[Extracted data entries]
Begin

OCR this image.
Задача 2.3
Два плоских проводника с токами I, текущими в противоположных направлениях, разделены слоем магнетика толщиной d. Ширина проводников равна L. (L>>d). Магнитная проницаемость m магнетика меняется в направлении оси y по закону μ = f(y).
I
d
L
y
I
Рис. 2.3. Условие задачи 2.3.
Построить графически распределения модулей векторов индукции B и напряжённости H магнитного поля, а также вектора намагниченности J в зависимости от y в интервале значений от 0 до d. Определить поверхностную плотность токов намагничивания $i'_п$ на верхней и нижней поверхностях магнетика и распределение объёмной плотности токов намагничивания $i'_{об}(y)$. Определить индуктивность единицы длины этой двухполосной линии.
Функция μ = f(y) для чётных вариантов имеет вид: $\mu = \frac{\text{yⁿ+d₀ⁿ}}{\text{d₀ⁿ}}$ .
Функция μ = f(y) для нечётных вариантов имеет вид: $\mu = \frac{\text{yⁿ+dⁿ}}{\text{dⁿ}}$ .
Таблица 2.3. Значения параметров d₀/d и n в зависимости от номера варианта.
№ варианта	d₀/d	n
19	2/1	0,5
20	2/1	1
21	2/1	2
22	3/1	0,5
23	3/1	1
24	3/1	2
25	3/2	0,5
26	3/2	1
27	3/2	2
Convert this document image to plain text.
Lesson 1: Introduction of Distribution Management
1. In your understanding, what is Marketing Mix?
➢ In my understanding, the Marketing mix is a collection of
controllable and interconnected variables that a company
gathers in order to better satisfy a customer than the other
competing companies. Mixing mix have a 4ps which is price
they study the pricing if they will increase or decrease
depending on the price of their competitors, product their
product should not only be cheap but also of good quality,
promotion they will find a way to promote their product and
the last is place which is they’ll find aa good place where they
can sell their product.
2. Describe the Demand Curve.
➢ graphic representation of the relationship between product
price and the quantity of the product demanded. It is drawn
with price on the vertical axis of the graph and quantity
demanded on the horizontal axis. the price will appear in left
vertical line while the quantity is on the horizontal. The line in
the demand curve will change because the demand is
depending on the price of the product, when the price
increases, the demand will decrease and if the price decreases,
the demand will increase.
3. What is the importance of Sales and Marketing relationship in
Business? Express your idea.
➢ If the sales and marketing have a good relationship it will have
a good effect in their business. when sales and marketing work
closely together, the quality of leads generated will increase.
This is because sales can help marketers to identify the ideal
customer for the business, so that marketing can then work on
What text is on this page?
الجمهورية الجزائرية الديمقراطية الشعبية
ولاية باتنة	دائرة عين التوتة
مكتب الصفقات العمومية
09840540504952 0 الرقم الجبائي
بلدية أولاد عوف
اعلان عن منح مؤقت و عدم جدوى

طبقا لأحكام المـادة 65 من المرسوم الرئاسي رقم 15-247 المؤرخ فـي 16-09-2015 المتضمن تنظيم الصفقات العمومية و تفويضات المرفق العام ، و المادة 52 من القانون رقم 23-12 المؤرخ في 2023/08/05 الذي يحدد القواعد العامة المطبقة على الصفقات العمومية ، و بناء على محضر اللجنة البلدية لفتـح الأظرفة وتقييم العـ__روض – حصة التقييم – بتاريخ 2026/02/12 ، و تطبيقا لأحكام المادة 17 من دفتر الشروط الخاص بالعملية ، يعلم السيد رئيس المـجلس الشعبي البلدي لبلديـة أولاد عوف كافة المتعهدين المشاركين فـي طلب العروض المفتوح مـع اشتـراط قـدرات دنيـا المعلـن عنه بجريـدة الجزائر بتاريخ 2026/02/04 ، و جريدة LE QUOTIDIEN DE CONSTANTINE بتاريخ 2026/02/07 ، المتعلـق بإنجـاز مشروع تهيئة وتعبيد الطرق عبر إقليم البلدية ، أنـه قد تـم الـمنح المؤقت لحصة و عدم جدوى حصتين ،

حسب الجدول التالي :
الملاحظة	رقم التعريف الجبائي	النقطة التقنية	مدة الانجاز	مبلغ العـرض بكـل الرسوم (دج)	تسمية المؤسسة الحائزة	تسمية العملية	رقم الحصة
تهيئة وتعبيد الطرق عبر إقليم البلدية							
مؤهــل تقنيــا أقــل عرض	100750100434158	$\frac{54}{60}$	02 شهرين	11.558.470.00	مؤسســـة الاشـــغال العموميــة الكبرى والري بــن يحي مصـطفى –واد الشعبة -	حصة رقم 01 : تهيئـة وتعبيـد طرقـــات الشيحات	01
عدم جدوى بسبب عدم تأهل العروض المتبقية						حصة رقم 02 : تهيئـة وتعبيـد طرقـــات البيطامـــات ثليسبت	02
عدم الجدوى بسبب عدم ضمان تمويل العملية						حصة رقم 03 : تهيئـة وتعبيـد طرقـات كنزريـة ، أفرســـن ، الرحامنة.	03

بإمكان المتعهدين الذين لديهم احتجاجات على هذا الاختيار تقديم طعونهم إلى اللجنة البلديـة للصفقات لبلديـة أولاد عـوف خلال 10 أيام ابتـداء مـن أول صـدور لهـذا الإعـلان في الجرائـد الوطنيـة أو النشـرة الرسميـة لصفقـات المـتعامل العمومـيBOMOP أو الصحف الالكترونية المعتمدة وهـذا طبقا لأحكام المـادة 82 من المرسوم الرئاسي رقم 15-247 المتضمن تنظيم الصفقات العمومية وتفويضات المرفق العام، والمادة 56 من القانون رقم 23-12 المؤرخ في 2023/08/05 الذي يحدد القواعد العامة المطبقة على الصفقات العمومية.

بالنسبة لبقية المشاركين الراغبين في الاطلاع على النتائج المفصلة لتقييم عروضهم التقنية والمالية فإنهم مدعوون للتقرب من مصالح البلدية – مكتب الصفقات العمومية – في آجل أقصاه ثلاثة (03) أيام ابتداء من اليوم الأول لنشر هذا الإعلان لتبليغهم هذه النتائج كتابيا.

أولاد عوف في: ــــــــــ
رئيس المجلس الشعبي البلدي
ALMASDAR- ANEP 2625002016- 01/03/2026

End

Exercise
Return each entry from the material above exactly as it appears.

The solution
OCR this image.
Задача 2.3
Два плоских проводника с токами I, текущими в противоположных направлениях, разделены слоем магнетика толщиной d. Ширина проводников равна L. (L>>d). Магнитная проницаемость m магнетика меняется в направлении оси y по закону μ = f(y).
I
d
L
y
I
Рис. 2.3. Условие задачи 2.3.
Построить графически распределения модулей векторов индукции B и напряжённости H магнитного поля, а также вектора намагниченности J в зависимости от y в интервале значений от 0 до d. Определить поверхностную плотность токов намагничивания $i'_п$ на верхней и нижней поверхностях магнетика и распределение объёмной плотности токов намагничивания $i'_{об}(y)$. Определить индуктивность единицы длины этой двухполосной линии.
Функция μ = f(y) для чётных вариантов имеет вид: $\mu = \frac{\text{yⁿ+d₀ⁿ}}{\text{d₀ⁿ}}$ .
Функция μ = f(y) для нечётных вариантов имеет вид: $\mu = \frac{\text{yⁿ+dⁿ}}{\text{dⁿ}}$ .
Таблица 2.3. Значения параметров d₀/d и n в зависимости от номера варианта.
№ варианта	d₀/d	n
19	2/1	0,5
20	2/1	1
21	2/1	2
22	3/1	0,5
23	3/1	1
24	3/1	2
25	3/2	0,5
26	3/2	1
27	3/2	2
Convert this document image to plain text.
Lesson 1: Introduction of Distribution Management
1. In your understanding, what is Marketing Mix?
➢ In my understanding, the Marketing mix is a collection of
controllable and interconnected variables that a company
gathers in order to better satisfy a customer than the other
competing companies. Mixing mix have a 4ps which is price
they study the pricing if they will increase or decrease
depending on the price of their competitors, product their
product should not only be cheap but also of good quality,
promotion they will find a way to promote their product and
the last is place which is they’ll find aa good place where they
can sell their product.
2. Describe the Demand Curve.
➢ graphic representation of the relationship between product
price and the quantity of the product demanded. It is drawn
with price on the vertical axis of the graph and quantity
demanded on the horizontal axis. the price will appear in left
vertical line while the quantity is on the horizontal. The line in
the demand curve will change because the demand is
depending on the price of the product, when the price
increases, the demand will decrease and if the price decreases,
the demand will increase.
3. What is the importance of Sales and Marketing relationship in
Business? Express your idea.
➢ If the sales and marketing have a good relationship it will have
a good effect in their business. when sales and marketing work
closely together, the quality of leads generated will increase.
This is because sales can help marketers to identify the ideal
customer for the business, so that marketing can then work on
What text is on this page?
الجمهورية الجزائرية الديمقراطية الشعبية
ولاية باتنة	دائرة عين التوتة
مكتب الصفقات العمومية
09840540504952 0 الرقم الجبائي
بلدية أولاد عوف
اعلان عن منح مؤقت و عدم جدوى

طبقا لأحكام المـادة 65 من المرسوم الرئاسي رقم 15-247 المؤرخ فـي 16-09-2015 المتضمن تنظيم الصفقات العمومية و تفويضات المرفق العام ، و المادة 52 من القانون رقم 23-12 المؤرخ في 2023/08/05 الذي يحدد القواعد العامة المطبقة على الصفقات العمومية ، و بناء على محضر اللجنة البلدية لفتـح الأظرفة وتقييم العـ__روض – حصة التقييم – بتاريخ 2026/02/12 ، و تطبيقا لأحكام المادة 17 من دفتر الشروط الخاص بالعملية ، يعلم السيد رئيس المـجلس الشعبي البلدي لبلديـة أولاد عوف كافة المتعهدين المشاركين فـي طلب العروض المفتوح مـع اشتـراط قـدرات دنيـا المعلـن عنه بجريـدة الجزائر بتاريخ 2026/02/04 ، و جريدة LE QUOTIDIEN DE CONSTANTINE بتاريخ 2026/02/07 ، المتعلـق بإنجـاز مشروع تهيئة وتعبيد الطرق عبر إقليم البلدية ، أنـه قد تـم الـمنح المؤقت لحصة و عدم جدوى حصتين ،

حسب الجدول التالي :
الملاحظة	رقم التعريف الجبائي	النقطة التقنية	مدة الانجاز	مبلغ العـرض بكـل الرسوم (دج)	تسمية المؤسسة الحائزة	تسمية العملية	رقم الحصة
تهيئة وتعبيد الطرق عبر إقليم البلدية							
مؤهــل تقنيــا أقــل عرض	100750100434158	$\frac{54}{60}$	02 شهرين	11.558.470.00	مؤسســـة الاشـــغال العموميــة الكبرى والري بــن يحي مصـطفى –واد الشعبة -	حصة رقم 01 : تهيئـة وتعبيـد طرقـــات الشيحات	01
عدم جدوى بسبب عدم تأهل العروض المتبقية						حصة رقم 02 : تهيئـة وتعبيـد طرقـــات البيطامـــات ثليسبت	02
عدم الجدوى بسبب عدم ضمان تمويل العملية						حصة رقم 03 : تهيئـة وتعبيـد طرقـات كنزريـة ، أفرســـن ، الرحامنة.	03

بإمكان المتعهدين الذين لديهم احتجاجات على هذا الاختيار تقديم طعونهم إلى اللجنة البلديـة للصفقات لبلديـة أولاد عـوف خلال 10 أيام ابتـداء مـن أول صـدور لهـذا الإعـلان في الجرائـد الوطنيـة أو النشـرة الرسميـة لصفقـات المـتعامل العمومـيBOMOP أو الصحف الالكترونية المعتمدة وهـذا طبقا لأحكام المـادة 82 من المرسوم الرئاسي رقم 15-247 المتضمن تنظيم الصفقات العمومية وتفويضات المرفق العام، والمادة 56 من القانون رقم 23-12 المؤرخ في 2023/08/05 الذي يحدد القواعد العامة المطبقة على الصفقات العمومية.

بالنسبة لبقية المشاركين الراغبين في الاطلاع على النتائج المفصلة لتقييم عروضهم التقنية والمالية فإنهم مدعوون للتقرب من مصالح البلدية – مكتب الصفقات العمومية – في آجل أقصاه ثلاثة (03) أيام ابتداء من اليوم الأول لنشر هذا الإعلان لتبليغهم هذه النتائج كتابيا.

أولاد عوف في: ــــــــــ
رئيس المجلس الشعبي البلدي
ALMASDAR- ANEP 2625002016- 01/03/2026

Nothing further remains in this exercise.